> _What is being asked_: Reply only with how many lines contain the word "JSON".

(Items from a figure collection)
--*--

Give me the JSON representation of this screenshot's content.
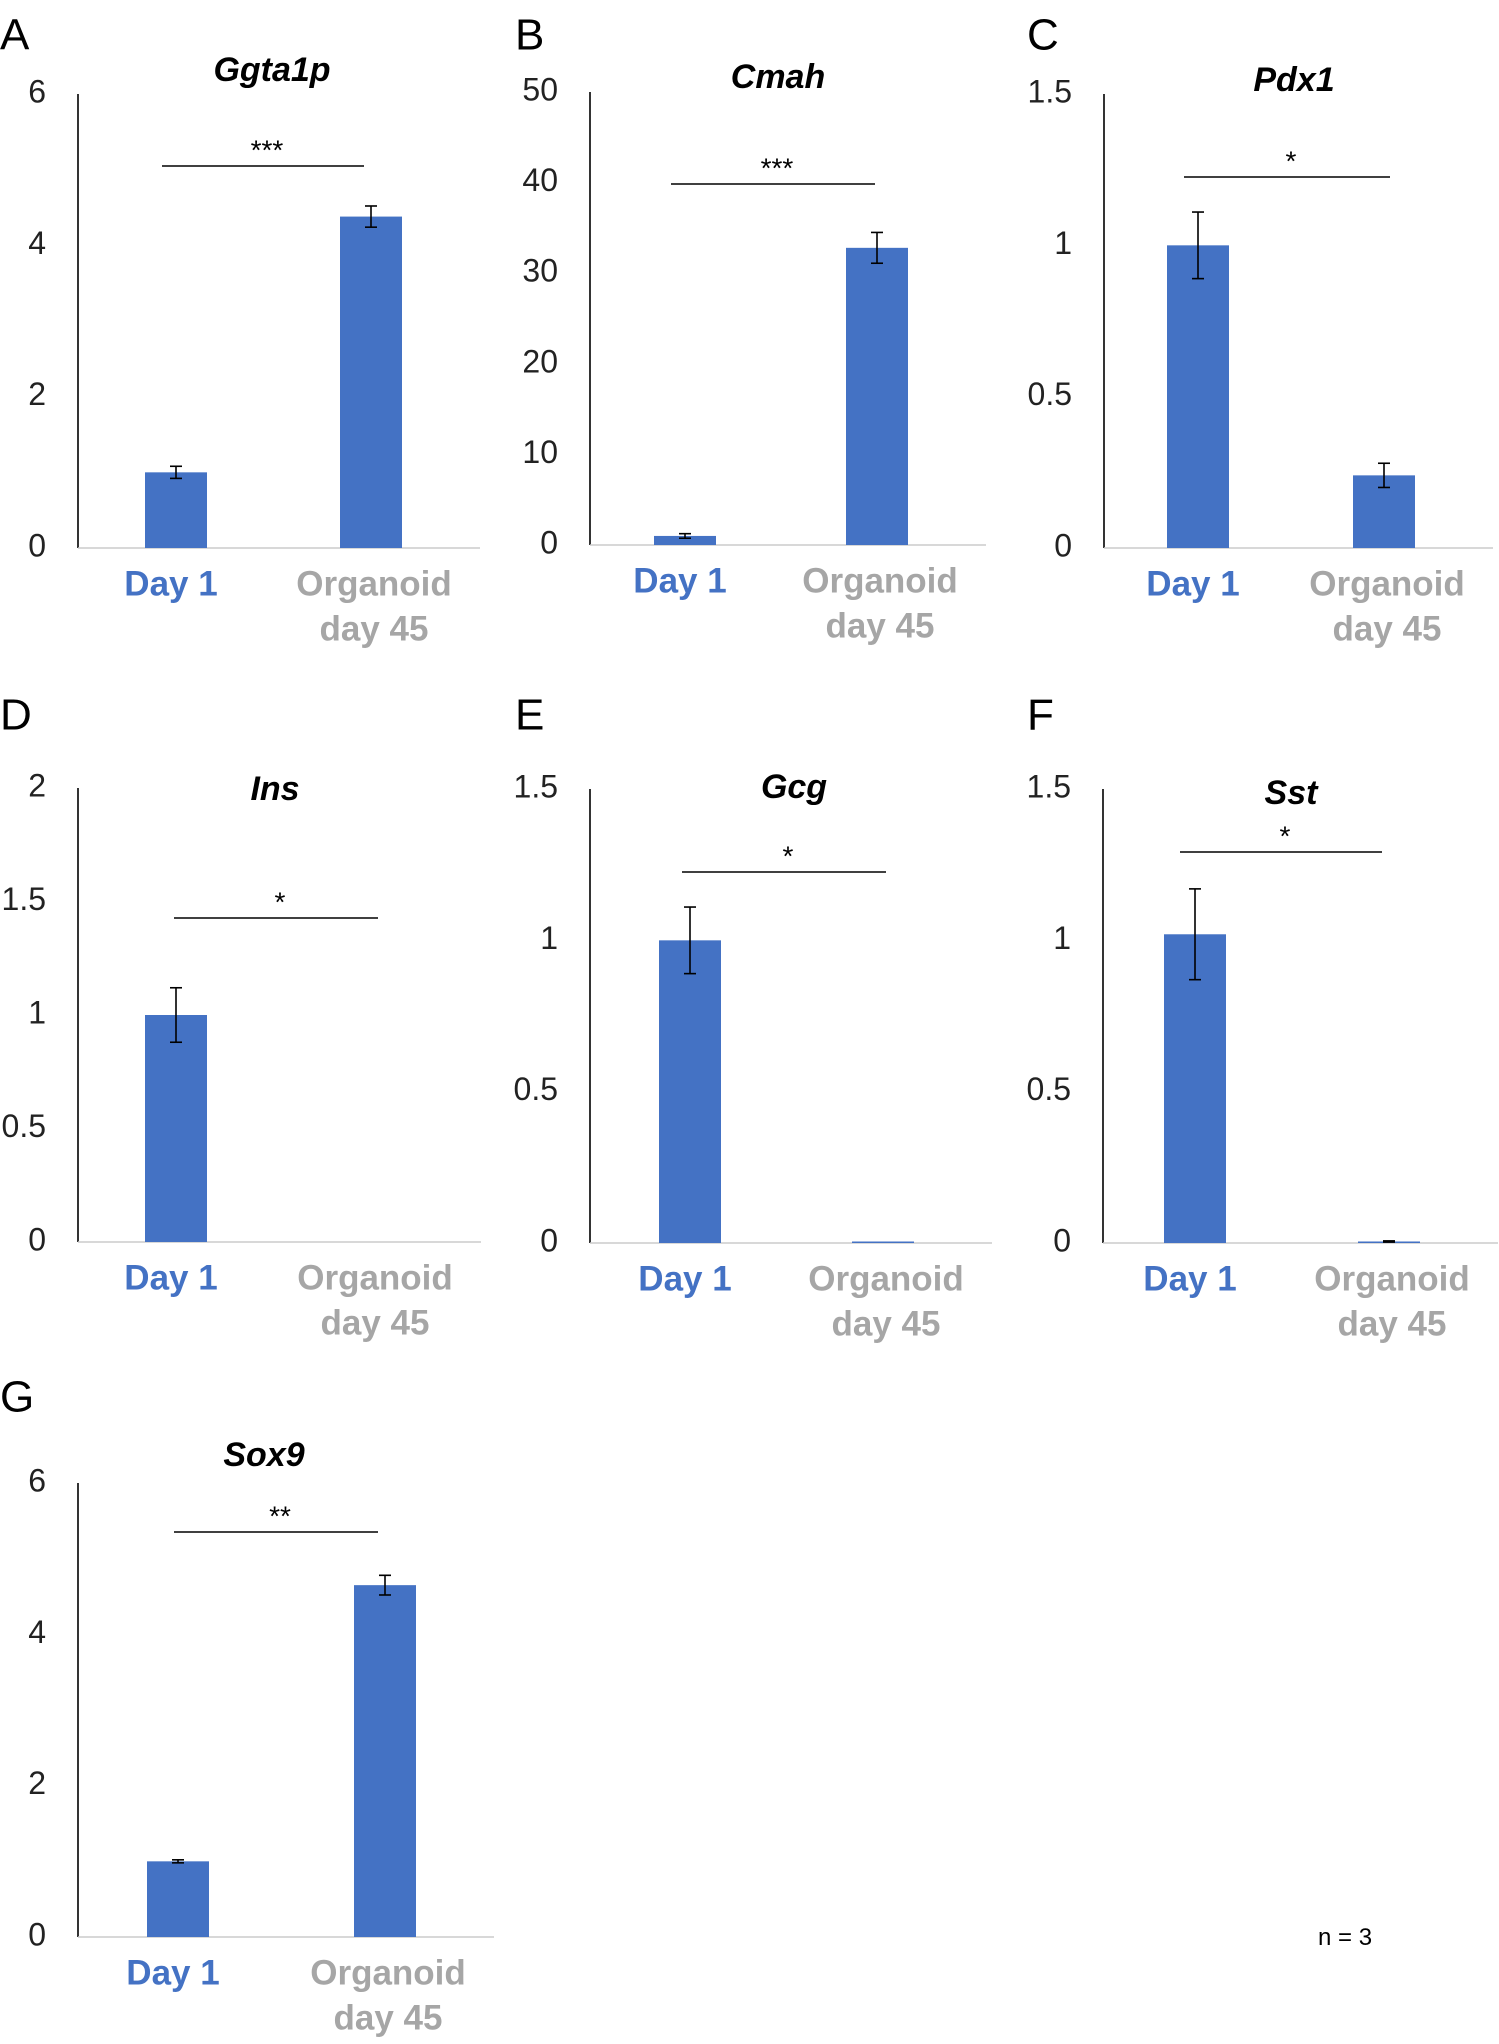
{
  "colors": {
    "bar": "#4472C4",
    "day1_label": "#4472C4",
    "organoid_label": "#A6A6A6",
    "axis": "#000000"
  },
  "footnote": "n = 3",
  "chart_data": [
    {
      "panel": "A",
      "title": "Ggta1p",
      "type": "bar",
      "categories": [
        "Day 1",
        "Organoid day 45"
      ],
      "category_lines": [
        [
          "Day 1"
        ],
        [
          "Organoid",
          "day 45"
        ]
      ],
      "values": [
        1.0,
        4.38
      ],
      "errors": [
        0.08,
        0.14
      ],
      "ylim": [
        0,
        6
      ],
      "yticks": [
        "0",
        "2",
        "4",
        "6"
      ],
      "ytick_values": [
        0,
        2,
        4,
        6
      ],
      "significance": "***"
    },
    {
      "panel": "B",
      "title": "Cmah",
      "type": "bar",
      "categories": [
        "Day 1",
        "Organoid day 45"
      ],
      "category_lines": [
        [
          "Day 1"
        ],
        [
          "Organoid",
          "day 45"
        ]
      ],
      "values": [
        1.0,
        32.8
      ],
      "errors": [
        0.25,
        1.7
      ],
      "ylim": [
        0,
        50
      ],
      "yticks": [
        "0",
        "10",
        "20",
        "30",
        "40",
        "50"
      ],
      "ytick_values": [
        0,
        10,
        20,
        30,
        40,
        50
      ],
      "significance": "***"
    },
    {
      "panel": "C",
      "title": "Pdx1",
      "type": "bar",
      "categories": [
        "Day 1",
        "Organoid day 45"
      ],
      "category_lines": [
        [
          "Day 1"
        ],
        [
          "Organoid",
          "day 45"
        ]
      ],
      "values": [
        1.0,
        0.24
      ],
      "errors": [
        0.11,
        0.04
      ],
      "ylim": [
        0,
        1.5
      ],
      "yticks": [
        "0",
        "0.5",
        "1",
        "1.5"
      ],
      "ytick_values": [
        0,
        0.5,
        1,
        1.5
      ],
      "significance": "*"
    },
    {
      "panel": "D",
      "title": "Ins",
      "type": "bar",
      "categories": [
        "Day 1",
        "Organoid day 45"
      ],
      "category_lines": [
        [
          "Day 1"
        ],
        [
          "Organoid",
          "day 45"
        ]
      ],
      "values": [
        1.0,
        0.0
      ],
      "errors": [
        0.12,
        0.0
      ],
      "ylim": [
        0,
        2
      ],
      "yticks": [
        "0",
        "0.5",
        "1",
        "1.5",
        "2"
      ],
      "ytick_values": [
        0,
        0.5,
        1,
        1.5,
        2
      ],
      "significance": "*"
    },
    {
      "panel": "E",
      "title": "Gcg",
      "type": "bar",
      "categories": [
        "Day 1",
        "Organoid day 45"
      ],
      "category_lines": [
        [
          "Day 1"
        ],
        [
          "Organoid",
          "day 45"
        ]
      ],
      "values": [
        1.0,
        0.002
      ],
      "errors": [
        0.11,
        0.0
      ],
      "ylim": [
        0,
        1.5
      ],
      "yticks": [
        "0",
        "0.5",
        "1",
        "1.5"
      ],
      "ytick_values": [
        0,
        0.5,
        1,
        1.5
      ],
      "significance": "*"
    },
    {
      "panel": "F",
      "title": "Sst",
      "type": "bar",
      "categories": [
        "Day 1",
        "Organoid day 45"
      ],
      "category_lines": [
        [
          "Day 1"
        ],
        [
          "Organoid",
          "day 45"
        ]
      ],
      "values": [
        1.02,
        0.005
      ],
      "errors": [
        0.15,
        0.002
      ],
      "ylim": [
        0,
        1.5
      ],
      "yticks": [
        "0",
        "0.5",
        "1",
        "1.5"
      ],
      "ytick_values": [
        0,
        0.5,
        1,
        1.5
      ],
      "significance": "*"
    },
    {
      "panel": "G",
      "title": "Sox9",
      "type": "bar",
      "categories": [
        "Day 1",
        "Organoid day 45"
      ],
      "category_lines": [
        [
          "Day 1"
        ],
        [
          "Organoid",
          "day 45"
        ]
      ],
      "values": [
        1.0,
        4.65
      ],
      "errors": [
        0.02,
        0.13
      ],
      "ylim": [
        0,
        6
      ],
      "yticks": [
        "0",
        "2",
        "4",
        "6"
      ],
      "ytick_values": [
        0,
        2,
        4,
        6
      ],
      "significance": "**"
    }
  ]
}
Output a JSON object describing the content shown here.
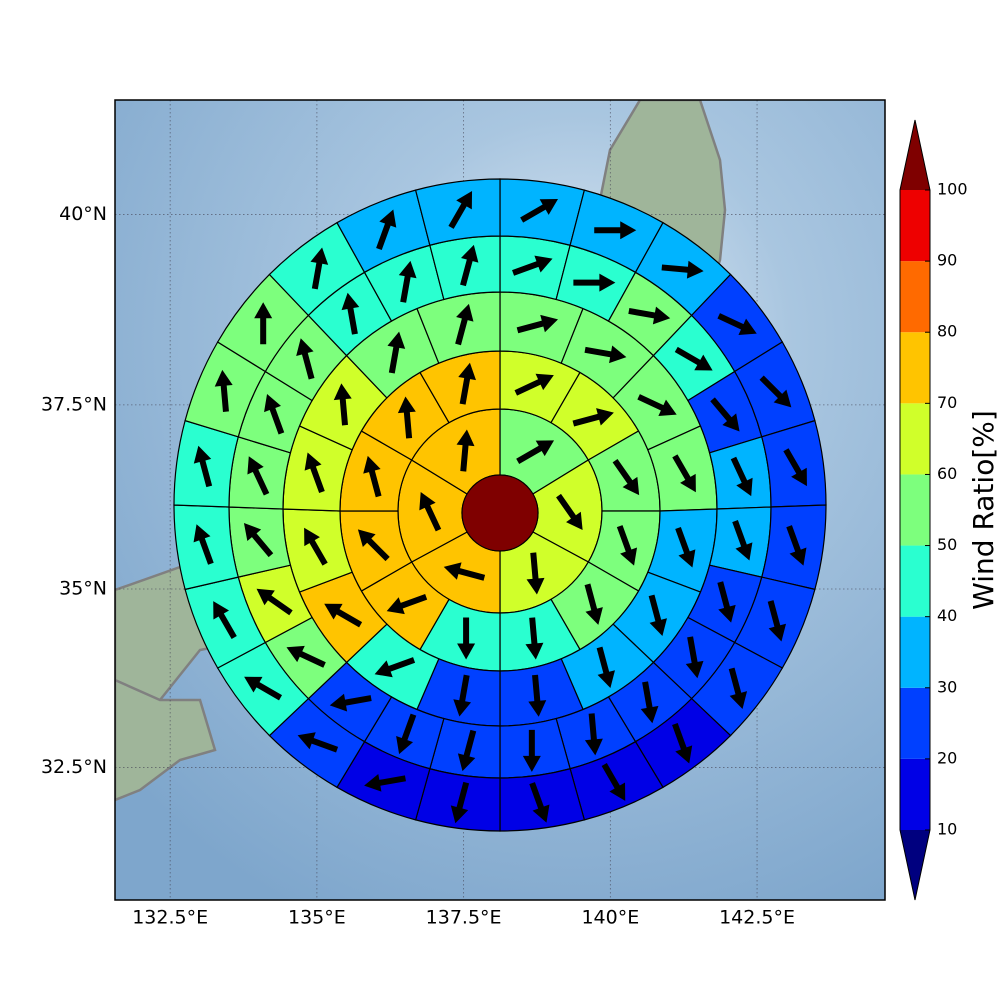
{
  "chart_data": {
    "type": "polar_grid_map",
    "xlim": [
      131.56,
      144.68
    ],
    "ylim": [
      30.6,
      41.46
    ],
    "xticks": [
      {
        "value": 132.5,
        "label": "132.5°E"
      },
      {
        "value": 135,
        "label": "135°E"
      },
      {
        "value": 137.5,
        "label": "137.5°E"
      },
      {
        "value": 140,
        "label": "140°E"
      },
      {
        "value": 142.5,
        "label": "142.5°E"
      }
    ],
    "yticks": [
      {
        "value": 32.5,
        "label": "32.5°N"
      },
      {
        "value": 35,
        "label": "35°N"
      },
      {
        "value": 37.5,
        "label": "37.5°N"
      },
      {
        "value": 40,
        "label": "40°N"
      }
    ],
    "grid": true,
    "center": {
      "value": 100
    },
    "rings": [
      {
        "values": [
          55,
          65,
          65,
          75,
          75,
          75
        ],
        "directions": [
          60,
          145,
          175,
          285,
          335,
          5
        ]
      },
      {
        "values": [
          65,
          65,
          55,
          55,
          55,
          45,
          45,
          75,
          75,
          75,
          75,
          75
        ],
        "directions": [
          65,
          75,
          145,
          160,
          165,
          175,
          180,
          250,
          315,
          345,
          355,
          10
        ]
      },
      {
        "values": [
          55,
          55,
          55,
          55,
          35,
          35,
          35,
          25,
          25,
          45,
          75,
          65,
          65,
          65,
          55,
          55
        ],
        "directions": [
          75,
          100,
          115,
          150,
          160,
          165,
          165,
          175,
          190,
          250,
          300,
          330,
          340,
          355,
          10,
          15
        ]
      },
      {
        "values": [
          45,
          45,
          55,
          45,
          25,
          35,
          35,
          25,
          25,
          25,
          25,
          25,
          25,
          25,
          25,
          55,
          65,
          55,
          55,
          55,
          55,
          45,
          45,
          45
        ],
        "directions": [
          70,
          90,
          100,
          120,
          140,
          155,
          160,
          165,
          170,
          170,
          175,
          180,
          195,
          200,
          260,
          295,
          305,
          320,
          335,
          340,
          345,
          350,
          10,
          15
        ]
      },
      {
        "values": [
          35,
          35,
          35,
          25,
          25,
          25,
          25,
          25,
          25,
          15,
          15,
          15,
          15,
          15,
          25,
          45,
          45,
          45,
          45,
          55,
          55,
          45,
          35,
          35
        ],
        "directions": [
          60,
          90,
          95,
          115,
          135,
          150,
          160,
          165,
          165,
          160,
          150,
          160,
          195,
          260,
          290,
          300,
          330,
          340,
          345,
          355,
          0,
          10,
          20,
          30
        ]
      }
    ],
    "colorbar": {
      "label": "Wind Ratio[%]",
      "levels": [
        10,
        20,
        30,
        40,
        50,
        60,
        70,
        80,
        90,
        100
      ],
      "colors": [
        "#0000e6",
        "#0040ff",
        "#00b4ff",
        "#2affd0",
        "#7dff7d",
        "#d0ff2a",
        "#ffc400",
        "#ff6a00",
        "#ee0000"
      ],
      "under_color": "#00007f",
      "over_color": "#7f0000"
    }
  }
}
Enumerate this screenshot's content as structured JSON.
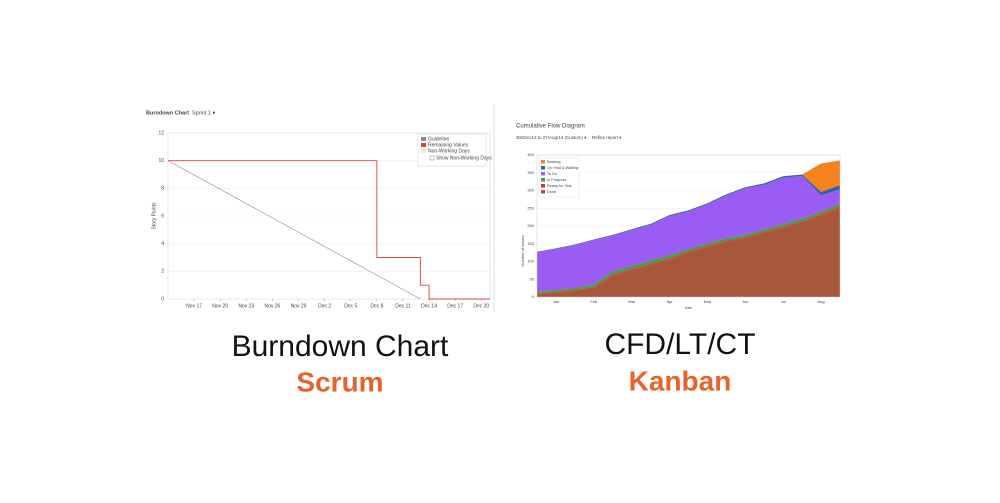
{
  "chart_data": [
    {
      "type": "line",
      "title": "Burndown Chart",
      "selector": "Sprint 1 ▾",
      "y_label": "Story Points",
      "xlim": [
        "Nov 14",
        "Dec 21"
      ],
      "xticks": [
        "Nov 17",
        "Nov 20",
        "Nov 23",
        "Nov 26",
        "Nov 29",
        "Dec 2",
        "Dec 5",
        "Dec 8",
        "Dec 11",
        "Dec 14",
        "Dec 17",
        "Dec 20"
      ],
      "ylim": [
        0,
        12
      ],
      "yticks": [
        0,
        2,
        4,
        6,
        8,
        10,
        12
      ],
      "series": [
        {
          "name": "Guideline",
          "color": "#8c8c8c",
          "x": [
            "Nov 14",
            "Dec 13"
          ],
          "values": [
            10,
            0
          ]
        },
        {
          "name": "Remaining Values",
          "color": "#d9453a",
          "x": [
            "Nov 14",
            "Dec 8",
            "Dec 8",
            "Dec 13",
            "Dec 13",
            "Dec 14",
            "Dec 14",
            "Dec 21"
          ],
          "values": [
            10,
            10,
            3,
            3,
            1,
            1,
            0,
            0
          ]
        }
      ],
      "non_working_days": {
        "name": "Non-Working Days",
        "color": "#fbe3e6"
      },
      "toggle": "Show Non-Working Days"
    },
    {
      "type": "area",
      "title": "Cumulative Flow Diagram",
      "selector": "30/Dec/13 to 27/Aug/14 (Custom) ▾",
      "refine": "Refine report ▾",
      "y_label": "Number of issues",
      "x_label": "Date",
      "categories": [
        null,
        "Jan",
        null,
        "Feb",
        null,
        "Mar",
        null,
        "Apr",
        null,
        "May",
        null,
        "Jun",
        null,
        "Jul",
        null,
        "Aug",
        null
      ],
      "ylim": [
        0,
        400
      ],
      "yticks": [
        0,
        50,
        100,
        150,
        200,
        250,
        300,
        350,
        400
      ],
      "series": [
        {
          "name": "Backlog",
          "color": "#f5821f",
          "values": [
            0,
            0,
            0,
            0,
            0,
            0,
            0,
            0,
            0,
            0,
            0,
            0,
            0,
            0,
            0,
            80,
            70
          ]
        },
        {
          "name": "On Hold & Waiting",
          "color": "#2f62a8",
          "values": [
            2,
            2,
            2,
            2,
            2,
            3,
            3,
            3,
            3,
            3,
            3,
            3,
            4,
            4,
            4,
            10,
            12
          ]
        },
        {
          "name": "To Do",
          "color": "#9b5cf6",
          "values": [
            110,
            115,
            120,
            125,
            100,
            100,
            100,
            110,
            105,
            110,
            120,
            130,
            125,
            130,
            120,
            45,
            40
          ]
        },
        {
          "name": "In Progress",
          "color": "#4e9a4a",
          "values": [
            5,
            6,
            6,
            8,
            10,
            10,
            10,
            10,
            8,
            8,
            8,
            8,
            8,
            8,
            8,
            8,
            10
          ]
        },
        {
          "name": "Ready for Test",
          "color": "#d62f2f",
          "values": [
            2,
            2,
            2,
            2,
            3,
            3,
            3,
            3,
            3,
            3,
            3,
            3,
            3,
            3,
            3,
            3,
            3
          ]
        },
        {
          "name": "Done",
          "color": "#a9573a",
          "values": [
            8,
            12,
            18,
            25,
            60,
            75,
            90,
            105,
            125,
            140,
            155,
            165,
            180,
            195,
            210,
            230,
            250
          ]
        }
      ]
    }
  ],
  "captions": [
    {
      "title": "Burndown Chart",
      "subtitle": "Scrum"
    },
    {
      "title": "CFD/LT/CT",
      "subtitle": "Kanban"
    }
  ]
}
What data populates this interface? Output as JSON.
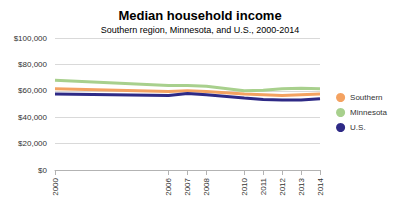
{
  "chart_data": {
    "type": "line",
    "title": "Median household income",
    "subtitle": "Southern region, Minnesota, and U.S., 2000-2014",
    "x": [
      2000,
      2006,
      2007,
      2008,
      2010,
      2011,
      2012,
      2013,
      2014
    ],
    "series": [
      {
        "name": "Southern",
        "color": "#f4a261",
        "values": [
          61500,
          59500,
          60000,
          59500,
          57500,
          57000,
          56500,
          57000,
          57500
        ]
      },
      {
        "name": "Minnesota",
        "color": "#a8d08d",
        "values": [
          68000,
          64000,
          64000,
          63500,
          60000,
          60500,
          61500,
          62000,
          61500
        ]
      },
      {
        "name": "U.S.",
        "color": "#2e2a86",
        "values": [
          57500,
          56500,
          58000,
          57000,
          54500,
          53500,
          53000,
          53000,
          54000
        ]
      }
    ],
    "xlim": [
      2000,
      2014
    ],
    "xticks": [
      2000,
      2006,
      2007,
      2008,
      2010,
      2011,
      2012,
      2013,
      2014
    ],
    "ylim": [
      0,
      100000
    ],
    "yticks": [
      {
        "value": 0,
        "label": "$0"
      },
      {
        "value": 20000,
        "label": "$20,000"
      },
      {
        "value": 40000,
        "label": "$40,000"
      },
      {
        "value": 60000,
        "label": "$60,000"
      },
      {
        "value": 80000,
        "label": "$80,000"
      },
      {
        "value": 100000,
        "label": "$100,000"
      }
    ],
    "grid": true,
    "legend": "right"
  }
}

--*--

> _Complete response_: 4